## START

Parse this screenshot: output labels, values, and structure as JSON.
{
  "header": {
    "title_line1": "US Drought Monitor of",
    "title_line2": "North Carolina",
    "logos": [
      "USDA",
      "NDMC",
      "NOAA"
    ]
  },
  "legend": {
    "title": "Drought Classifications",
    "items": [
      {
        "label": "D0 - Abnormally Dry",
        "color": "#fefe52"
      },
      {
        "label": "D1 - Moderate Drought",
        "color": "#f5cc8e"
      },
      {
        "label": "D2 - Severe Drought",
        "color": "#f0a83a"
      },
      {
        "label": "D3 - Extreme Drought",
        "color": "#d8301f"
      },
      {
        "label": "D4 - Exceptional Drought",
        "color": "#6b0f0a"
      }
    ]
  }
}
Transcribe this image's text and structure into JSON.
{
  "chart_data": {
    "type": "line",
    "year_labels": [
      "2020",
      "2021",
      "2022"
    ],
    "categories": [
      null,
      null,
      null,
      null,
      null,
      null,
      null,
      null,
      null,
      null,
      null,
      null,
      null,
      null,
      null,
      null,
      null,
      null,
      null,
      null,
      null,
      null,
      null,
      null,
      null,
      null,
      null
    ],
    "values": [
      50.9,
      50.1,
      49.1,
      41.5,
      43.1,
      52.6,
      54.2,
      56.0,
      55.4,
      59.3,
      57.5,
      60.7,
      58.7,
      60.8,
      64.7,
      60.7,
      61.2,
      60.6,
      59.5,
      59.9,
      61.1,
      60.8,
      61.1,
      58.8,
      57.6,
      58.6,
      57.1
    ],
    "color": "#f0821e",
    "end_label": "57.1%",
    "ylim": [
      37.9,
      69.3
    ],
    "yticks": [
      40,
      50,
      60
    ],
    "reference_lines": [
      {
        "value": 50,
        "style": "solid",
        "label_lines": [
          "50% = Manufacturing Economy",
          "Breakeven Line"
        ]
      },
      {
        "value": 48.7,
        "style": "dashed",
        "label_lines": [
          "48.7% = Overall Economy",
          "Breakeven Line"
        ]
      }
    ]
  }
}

## END

What is asked => Transcribe all of the entries without altering anything.

Task solution =>
Parse this screenshot: output labels, values, and structure as JSON.
{
  "header": {
    "title_line1": "US Drought Monitor of",
    "title_line2": "North Carolina",
    "logos": [
      "USDA",
      "NDMC",
      "NOAA"
    ]
  },
  "legend": {
    "title": "Drought Classifications",
    "items": [
      {
        "label": "D0 - Abnormally Dry",
        "color": "#fefe52"
      },
      {
        "label": "D1 - Moderate Drought",
        "color": "#f5cc8e"
      },
      {
        "label": "D2 - Severe Drought",
        "color": "#f0a83a"
      },
      {
        "label": "D3 - Extreme Drought",
        "color": "#d8301f"
      },
      {
        "label": "D4 - Exceptional Drought",
        "color": "#6b0f0a"
      }
    ]
  }
}
Transcribe this image's text and structure into JSON.
{
  "chart_data": {
    "type": "line",
    "year_labels": [
      "2020",
      "2021",
      "2022"
    ],
    "categories": [
      null,
      null,
      null,
      null,
      null,
      null,
      null,
      null,
      null,
      null,
      null,
      null,
      null,
      null,
      null,
      null,
      null,
      null,
      null,
      null,
      null,
      null,
      null,
      null,
      null,
      null,
      null
    ],
    "values": [
      50.9,
      50.1,
      49.1,
      41.5,
      43.1,
      52.6,
      54.2,
      56.0,
      55.4,
      59.3,
      57.5,
      60.7,
      58.7,
      60.8,
      64.7,
      60.7,
      61.2,
      60.6,
      59.5,
      59.9,
      61.1,
      60.8,
      61.1,
      58.8,
      57.6,
      58.6,
      57.1
    ],
    "color": "#f0821e",
    "end_label": "57.1%",
    "ylim": [
      37.9,
      69.3
    ],
    "yticks": [
      40,
      50,
      60
    ],
    "reference_lines": [
      {
        "value": 50,
        "style": "solid",
        "label_lines": [
          "50% = Manufacturing Economy",
          "Breakeven Line"
        ]
      },
      {
        "value": 48.7,
        "style": "dashed",
        "label_lines": [
          "48.7% = Overall Economy",
          "Breakeven Line"
        ]
      }
    ]
  }
}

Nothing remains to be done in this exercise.